*Excerpted records*.
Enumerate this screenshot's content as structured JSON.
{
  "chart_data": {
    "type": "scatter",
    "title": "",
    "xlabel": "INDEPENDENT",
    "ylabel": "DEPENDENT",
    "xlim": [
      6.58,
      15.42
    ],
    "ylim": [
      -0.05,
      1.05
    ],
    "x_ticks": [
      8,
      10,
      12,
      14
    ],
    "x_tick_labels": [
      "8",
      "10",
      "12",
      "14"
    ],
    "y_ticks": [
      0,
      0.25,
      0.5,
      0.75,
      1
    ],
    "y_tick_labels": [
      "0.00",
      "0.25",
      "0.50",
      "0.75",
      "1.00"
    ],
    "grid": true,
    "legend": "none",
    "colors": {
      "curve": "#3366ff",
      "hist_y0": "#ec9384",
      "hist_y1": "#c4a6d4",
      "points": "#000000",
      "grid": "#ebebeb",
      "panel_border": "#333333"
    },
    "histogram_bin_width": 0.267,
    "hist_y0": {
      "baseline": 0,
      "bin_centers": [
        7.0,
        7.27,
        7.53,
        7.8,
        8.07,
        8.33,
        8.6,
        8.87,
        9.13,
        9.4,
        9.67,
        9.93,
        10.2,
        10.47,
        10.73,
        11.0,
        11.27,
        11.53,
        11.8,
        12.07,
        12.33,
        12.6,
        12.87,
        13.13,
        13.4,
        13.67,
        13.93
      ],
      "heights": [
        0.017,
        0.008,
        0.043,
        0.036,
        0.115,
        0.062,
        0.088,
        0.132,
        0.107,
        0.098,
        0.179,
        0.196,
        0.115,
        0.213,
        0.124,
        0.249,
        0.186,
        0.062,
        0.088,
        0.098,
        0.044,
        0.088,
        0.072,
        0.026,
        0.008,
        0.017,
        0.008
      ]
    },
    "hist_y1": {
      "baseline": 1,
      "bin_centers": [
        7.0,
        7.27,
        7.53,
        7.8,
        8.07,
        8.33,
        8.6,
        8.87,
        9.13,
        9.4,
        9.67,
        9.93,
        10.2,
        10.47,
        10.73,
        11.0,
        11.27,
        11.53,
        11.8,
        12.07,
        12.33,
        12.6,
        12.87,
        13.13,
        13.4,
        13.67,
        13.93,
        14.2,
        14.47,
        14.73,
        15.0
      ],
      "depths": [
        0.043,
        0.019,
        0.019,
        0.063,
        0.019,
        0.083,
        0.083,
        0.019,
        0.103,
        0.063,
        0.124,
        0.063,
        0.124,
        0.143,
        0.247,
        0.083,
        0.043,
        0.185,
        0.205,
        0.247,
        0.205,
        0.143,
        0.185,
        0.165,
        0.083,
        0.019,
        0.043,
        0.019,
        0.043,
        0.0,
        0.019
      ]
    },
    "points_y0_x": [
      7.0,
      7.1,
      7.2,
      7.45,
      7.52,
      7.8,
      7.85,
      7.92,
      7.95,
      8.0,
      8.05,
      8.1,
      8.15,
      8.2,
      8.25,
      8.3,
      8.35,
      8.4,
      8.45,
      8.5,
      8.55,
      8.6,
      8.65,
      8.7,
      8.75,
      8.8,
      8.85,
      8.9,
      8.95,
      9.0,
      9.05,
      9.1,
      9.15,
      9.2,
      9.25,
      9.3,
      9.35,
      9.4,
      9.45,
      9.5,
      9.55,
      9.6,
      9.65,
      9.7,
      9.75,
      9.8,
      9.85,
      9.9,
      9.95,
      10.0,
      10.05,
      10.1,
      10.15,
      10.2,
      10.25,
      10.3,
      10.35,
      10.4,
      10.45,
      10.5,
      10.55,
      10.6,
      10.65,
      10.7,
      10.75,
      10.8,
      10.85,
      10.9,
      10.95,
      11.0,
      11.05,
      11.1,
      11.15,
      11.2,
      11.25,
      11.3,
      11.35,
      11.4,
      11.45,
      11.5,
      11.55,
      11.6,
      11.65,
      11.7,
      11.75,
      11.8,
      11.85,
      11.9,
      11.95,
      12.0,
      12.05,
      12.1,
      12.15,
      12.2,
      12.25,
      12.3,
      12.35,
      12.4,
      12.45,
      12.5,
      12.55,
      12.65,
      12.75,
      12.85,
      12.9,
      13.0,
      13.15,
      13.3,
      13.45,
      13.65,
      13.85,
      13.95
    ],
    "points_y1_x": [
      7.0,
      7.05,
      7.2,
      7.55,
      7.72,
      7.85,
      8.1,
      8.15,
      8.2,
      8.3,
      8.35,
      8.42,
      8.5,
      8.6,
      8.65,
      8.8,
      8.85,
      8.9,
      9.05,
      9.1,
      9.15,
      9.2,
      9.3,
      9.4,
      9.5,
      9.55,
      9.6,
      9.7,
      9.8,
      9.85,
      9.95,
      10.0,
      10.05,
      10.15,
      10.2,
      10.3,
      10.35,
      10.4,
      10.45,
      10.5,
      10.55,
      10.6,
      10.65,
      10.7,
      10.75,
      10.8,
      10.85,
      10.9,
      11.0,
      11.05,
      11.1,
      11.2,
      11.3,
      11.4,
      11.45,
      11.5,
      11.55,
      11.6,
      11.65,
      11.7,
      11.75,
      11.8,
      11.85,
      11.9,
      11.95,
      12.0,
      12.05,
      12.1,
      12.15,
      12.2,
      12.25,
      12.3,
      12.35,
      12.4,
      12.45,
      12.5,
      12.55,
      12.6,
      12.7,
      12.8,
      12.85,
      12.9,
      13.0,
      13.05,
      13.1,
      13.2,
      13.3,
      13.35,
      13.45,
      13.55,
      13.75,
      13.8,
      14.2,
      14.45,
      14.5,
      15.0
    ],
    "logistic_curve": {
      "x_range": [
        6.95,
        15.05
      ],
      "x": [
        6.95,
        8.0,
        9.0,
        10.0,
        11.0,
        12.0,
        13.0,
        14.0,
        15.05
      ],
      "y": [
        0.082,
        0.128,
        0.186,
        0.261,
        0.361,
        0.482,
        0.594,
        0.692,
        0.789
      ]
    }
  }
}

*Short exercise*. Restate each entry exactly, skipping none.

*Written answer*.
Enumerate this screenshot's content as structured JSON.
{
  "chart_data": {
    "type": "scatter",
    "title": "",
    "xlabel": "INDEPENDENT",
    "ylabel": "DEPENDENT",
    "xlim": [
      6.58,
      15.42
    ],
    "ylim": [
      -0.05,
      1.05
    ],
    "x_ticks": [
      8,
      10,
      12,
      14
    ],
    "x_tick_labels": [
      "8",
      "10",
      "12",
      "14"
    ],
    "y_ticks": [
      0,
      0.25,
      0.5,
      0.75,
      1
    ],
    "y_tick_labels": [
      "0.00",
      "0.25",
      "0.50",
      "0.75",
      "1.00"
    ],
    "grid": true,
    "legend": "none",
    "colors": {
      "curve": "#3366ff",
      "hist_y0": "#ec9384",
      "hist_y1": "#c4a6d4",
      "points": "#000000",
      "grid": "#ebebeb",
      "panel_border": "#333333"
    },
    "histogram_bin_width": 0.267,
    "hist_y0": {
      "baseline": 0,
      "bin_centers": [
        7.0,
        7.27,
        7.53,
        7.8,
        8.07,
        8.33,
        8.6,
        8.87,
        9.13,
        9.4,
        9.67,
        9.93,
        10.2,
        10.47,
        10.73,
        11.0,
        11.27,
        11.53,
        11.8,
        12.07,
        12.33,
        12.6,
        12.87,
        13.13,
        13.4,
        13.67,
        13.93
      ],
      "heights": [
        0.017,
        0.008,
        0.043,
        0.036,
        0.115,
        0.062,
        0.088,
        0.132,
        0.107,
        0.098,
        0.179,
        0.196,
        0.115,
        0.213,
        0.124,
        0.249,
        0.186,
        0.062,
        0.088,
        0.098,
        0.044,
        0.088,
        0.072,
        0.026,
        0.008,
        0.017,
        0.008
      ]
    },
    "hist_y1": {
      "baseline": 1,
      "bin_centers": [
        7.0,
        7.27,
        7.53,
        7.8,
        8.07,
        8.33,
        8.6,
        8.87,
        9.13,
        9.4,
        9.67,
        9.93,
        10.2,
        10.47,
        10.73,
        11.0,
        11.27,
        11.53,
        11.8,
        12.07,
        12.33,
        12.6,
        12.87,
        13.13,
        13.4,
        13.67,
        13.93,
        14.2,
        14.47,
        14.73,
        15.0
      ],
      "depths": [
        0.043,
        0.019,
        0.019,
        0.063,
        0.019,
        0.083,
        0.083,
        0.019,
        0.103,
        0.063,
        0.124,
        0.063,
        0.124,
        0.143,
        0.247,
        0.083,
        0.043,
        0.185,
        0.205,
        0.247,
        0.205,
        0.143,
        0.185,
        0.165,
        0.083,
        0.019,
        0.043,
        0.019,
        0.043,
        0.0,
        0.019
      ]
    },
    "points_y0_x": [
      7.0,
      7.1,
      7.2,
      7.45,
      7.52,
      7.8,
      7.85,
      7.92,
      7.95,
      8.0,
      8.05,
      8.1,
      8.15,
      8.2,
      8.25,
      8.3,
      8.35,
      8.4,
      8.45,
      8.5,
      8.55,
      8.6,
      8.65,
      8.7,
      8.75,
      8.8,
      8.85,
      8.9,
      8.95,
      9.0,
      9.05,
      9.1,
      9.15,
      9.2,
      9.25,
      9.3,
      9.35,
      9.4,
      9.45,
      9.5,
      9.55,
      9.6,
      9.65,
      9.7,
      9.75,
      9.8,
      9.85,
      9.9,
      9.95,
      10.0,
      10.05,
      10.1,
      10.15,
      10.2,
      10.25,
      10.3,
      10.35,
      10.4,
      10.45,
      10.5,
      10.55,
      10.6,
      10.65,
      10.7,
      10.75,
      10.8,
      10.85,
      10.9,
      10.95,
      11.0,
      11.05,
      11.1,
      11.15,
      11.2,
      11.25,
      11.3,
      11.35,
      11.4,
      11.45,
      11.5,
      11.55,
      11.6,
      11.65,
      11.7,
      11.75,
      11.8,
      11.85,
      11.9,
      11.95,
      12.0,
      12.05,
      12.1,
      12.15,
      12.2,
      12.25,
      12.3,
      12.35,
      12.4,
      12.45,
      12.5,
      12.55,
      12.65,
      12.75,
      12.85,
      12.9,
      13.0,
      13.15,
      13.3,
      13.45,
      13.65,
      13.85,
      13.95
    ],
    "points_y1_x": [
      7.0,
      7.05,
      7.2,
      7.55,
      7.72,
      7.85,
      8.1,
      8.15,
      8.2,
      8.3,
      8.35,
      8.42,
      8.5,
      8.6,
      8.65,
      8.8,
      8.85,
      8.9,
      9.05,
      9.1,
      9.15,
      9.2,
      9.3,
      9.4,
      9.5,
      9.55,
      9.6,
      9.7,
      9.8,
      9.85,
      9.95,
      10.0,
      10.05,
      10.15,
      10.2,
      10.3,
      10.35,
      10.4,
      10.45,
      10.5,
      10.55,
      10.6,
      10.65,
      10.7,
      10.75,
      10.8,
      10.85,
      10.9,
      11.0,
      11.05,
      11.1,
      11.2,
      11.3,
      11.4,
      11.45,
      11.5,
      11.55,
      11.6,
      11.65,
      11.7,
      11.75,
      11.8,
      11.85,
      11.9,
      11.95,
      12.0,
      12.05,
      12.1,
      12.15,
      12.2,
      12.25,
      12.3,
      12.35,
      12.4,
      12.45,
      12.5,
      12.55,
      12.6,
      12.7,
      12.8,
      12.85,
      12.9,
      13.0,
      13.05,
      13.1,
      13.2,
      13.3,
      13.35,
      13.45,
      13.55,
      13.75,
      13.8,
      14.2,
      14.45,
      14.5,
      15.0
    ],
    "logistic_curve": {
      "x_range": [
        6.95,
        15.05
      ],
      "x": [
        6.95,
        8.0,
        9.0,
        10.0,
        11.0,
        12.0,
        13.0,
        14.0,
        15.05
      ],
      "y": [
        0.082,
        0.128,
        0.186,
        0.261,
        0.361,
        0.482,
        0.594,
        0.692,
        0.789
      ]
    }
  }
}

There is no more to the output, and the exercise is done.